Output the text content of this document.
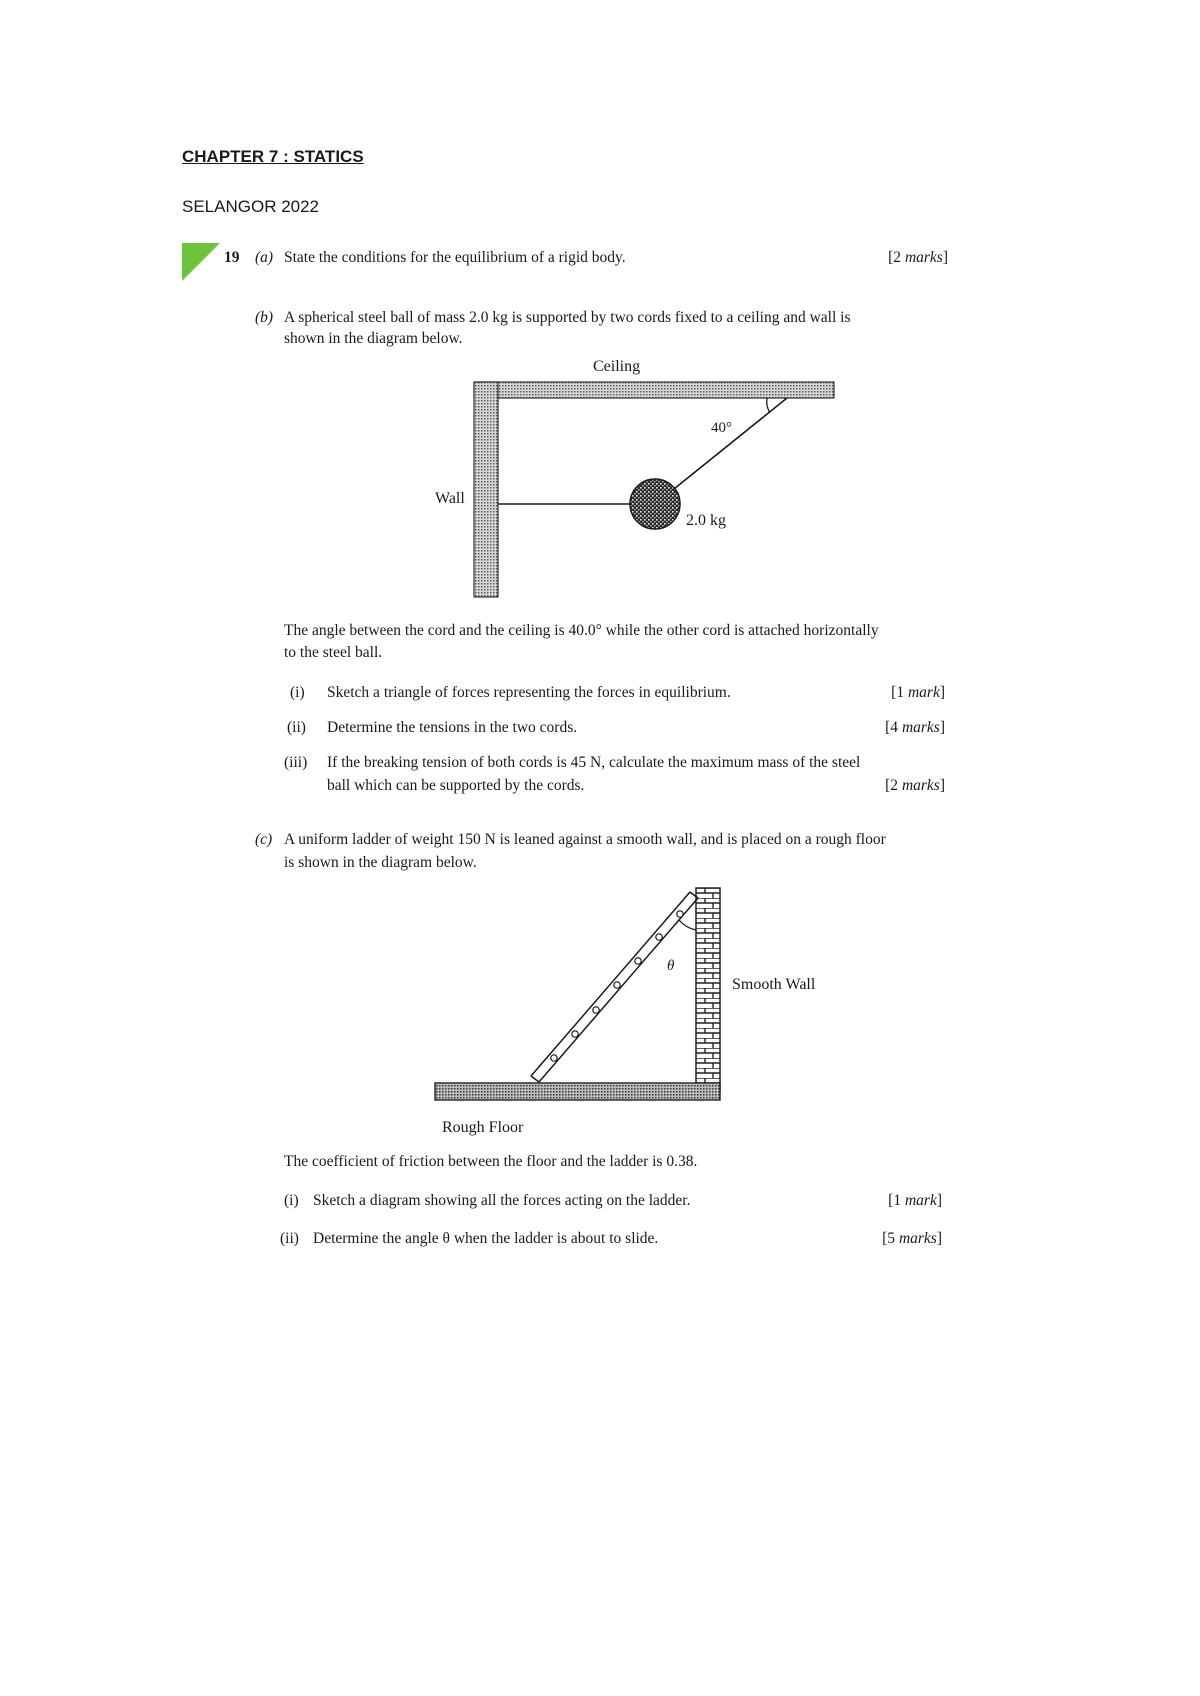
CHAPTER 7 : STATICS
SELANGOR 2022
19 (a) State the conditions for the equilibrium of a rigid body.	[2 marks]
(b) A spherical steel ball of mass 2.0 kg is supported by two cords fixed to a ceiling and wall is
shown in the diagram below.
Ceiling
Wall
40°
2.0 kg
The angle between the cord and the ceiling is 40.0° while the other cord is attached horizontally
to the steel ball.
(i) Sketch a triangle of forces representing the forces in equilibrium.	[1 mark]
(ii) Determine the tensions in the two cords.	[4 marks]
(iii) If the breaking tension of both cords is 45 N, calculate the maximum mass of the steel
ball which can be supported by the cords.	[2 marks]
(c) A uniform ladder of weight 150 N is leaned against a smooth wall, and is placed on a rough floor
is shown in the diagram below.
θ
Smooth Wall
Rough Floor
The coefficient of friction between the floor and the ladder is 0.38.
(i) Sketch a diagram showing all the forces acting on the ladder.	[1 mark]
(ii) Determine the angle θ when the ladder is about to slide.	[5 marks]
******************************
> _Work to do_: Leave out the pictures and return every record word for word.

> _Exercise result_:
Output the text content of this document.
CHAPTER 7 : STATICS
SELANGOR 2022
19 (a) State the conditions for the equilibrium of a rigid body.	[2 marks]
(b) A spherical steel ball of mass 2.0 kg is supported by two cords fixed to a ceiling and wall is
shown in the diagram below.
Ceiling
Wall
40°
2.0 kg
The angle between the cord and the ceiling is 40.0° while the other cord is attached horizontally
to the steel ball.
(i) Sketch a triangle of forces representing the forces in equilibrium.	[1 mark]
(ii) Determine the tensions in the two cords.	[4 marks]
(iii) If the breaking tension of both cords is 45 N, calculate the maximum mass of the steel
ball which can be supported by the cords.	[2 marks]
(c) A uniform ladder of weight 150 N is leaned against a smooth wall, and is placed on a rough floor
is shown in the diagram below.
θ
Smooth Wall
Rough Floor
The coefficient of friction between the floor and the ladder is 0.38.
(i) Sketch a diagram showing all the forces acting on the ladder.	[1 mark]
(ii) Determine the angle θ when the ladder is about to slide.	[5 marks]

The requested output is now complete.